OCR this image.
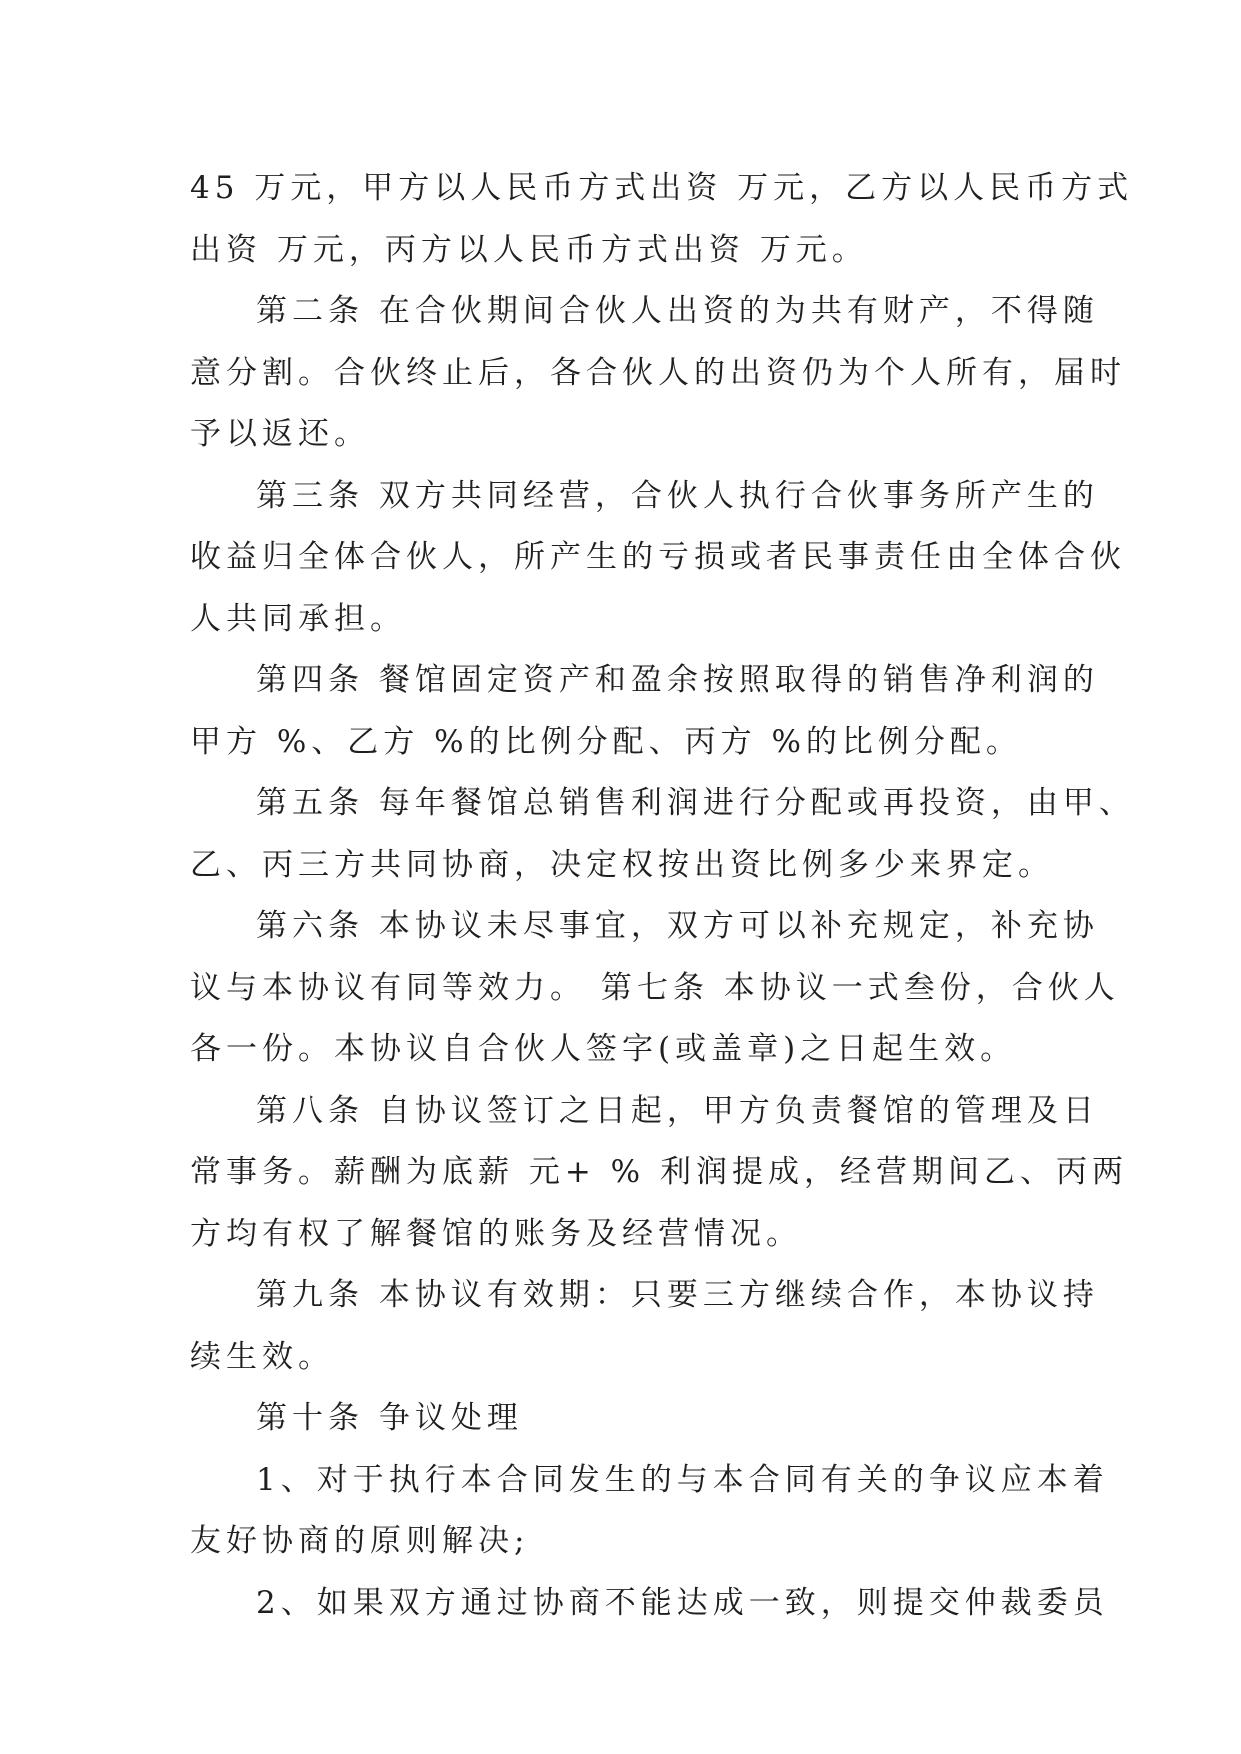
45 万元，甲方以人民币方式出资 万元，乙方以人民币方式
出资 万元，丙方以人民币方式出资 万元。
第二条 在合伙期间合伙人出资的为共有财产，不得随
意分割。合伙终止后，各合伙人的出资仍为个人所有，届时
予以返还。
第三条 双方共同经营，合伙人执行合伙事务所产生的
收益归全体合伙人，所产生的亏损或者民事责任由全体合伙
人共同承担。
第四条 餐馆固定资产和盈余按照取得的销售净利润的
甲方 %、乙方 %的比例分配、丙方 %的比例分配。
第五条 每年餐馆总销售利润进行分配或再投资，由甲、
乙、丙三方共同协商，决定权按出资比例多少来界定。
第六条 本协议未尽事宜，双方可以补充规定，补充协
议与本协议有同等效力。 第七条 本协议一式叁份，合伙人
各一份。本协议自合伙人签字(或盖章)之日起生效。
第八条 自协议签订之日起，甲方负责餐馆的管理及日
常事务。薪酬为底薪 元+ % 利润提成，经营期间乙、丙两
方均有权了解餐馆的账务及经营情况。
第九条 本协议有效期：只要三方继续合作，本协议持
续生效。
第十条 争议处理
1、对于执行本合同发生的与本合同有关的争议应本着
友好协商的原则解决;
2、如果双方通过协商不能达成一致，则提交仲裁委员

# # # #

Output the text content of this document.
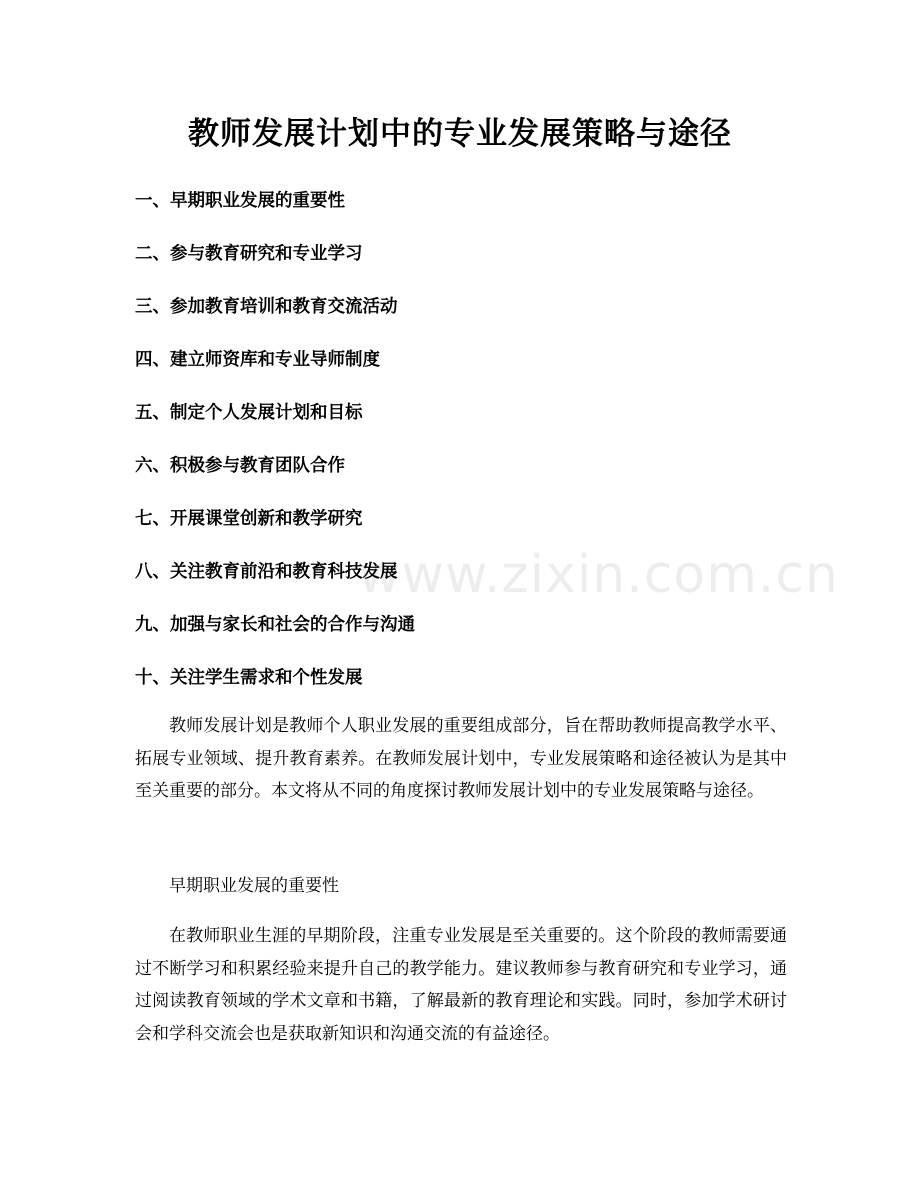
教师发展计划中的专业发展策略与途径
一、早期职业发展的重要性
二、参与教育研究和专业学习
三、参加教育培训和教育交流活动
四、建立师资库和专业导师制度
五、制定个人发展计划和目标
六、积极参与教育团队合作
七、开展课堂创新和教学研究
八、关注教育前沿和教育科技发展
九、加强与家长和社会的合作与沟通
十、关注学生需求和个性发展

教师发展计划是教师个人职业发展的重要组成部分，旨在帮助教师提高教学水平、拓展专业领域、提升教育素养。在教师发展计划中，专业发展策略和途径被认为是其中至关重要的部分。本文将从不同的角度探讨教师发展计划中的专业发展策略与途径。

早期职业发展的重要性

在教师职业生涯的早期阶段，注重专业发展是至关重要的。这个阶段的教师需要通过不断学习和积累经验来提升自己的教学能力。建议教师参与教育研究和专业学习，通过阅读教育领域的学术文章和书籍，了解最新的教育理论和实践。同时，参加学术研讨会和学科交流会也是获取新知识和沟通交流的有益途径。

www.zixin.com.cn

# # # #

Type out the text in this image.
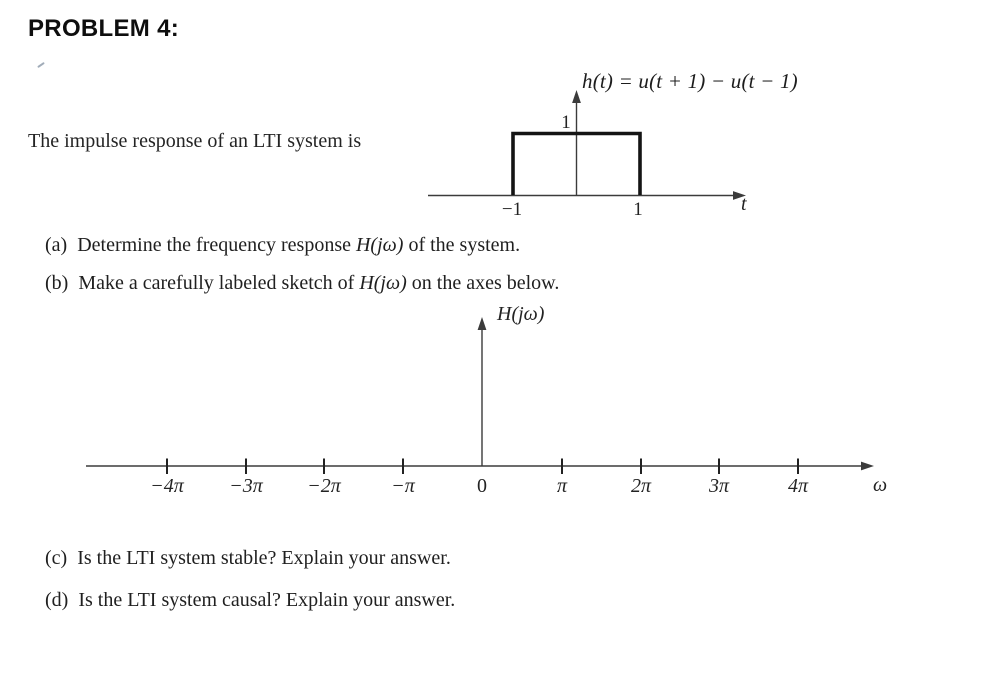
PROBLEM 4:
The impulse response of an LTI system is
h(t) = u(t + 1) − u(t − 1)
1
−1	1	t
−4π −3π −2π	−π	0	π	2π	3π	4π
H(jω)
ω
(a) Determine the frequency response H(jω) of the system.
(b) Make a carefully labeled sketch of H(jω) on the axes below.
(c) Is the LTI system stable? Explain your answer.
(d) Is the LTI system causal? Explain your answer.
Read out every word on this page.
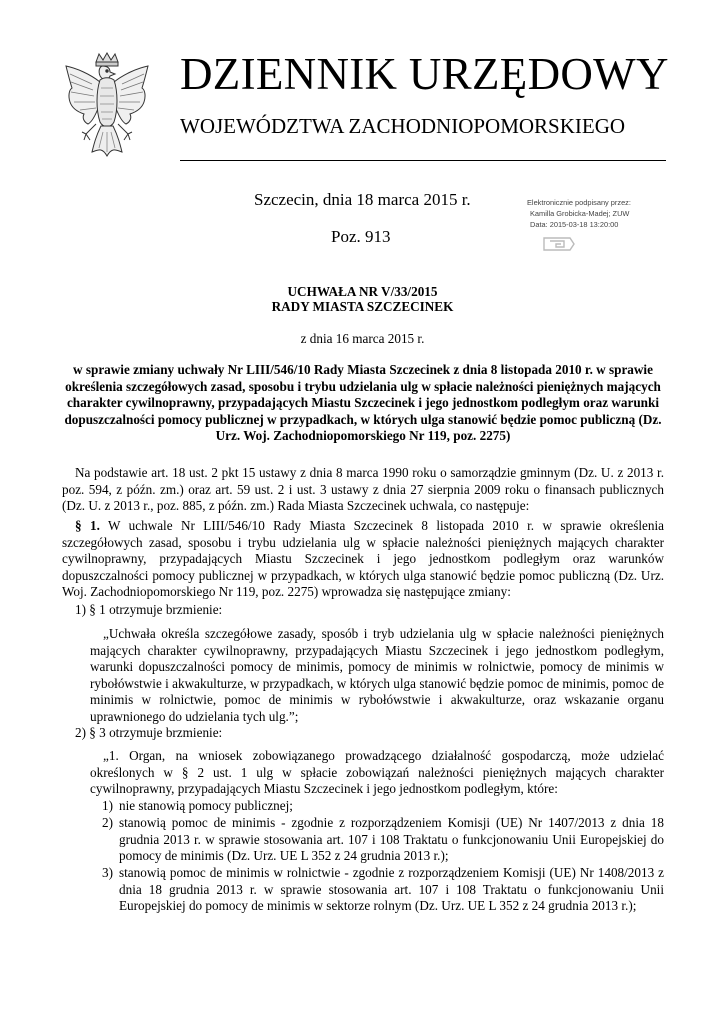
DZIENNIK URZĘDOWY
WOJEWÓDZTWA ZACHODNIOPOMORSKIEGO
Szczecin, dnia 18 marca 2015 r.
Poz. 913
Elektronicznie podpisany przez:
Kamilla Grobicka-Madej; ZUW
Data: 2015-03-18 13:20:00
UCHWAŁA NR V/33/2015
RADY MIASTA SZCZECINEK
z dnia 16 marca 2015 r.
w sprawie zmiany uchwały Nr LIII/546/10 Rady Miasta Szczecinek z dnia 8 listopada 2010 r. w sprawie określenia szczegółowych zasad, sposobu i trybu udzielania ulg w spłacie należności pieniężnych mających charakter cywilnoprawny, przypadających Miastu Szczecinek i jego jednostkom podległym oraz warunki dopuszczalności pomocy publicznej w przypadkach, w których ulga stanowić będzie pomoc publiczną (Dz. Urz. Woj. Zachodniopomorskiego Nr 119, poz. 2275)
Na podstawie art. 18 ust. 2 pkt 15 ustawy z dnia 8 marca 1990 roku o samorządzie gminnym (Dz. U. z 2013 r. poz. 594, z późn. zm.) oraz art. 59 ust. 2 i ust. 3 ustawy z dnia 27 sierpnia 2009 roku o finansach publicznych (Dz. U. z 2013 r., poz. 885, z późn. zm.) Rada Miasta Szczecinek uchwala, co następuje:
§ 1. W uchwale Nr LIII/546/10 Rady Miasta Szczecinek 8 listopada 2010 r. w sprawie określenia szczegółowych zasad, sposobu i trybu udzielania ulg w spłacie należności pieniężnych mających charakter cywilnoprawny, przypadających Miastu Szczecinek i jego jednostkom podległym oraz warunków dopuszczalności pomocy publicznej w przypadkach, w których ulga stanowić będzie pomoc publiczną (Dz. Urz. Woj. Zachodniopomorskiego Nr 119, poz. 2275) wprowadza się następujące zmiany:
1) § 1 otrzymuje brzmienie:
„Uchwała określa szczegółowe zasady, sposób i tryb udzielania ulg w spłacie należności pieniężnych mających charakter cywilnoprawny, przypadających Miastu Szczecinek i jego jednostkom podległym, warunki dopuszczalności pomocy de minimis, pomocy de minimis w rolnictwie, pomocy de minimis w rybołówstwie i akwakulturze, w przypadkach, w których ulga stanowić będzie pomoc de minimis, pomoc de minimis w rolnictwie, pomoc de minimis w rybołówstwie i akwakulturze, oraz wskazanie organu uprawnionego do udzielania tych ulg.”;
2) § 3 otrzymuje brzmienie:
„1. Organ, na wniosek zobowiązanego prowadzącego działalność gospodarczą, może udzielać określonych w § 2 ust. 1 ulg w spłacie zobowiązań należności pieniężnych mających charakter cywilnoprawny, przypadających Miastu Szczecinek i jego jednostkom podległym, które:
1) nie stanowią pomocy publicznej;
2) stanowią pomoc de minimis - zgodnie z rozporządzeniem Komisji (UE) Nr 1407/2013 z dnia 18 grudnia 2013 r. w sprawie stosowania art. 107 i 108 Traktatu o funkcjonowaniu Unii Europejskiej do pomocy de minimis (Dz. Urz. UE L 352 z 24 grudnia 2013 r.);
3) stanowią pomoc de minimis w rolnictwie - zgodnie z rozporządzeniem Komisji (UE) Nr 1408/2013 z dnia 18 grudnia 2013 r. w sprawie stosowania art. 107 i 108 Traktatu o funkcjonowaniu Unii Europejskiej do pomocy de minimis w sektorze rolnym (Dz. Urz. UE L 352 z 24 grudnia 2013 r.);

# # # #

• Stated exercise:
Considering only the records above, state the number of lines that include the word "text", with nothing added.

• Solution for this task:
2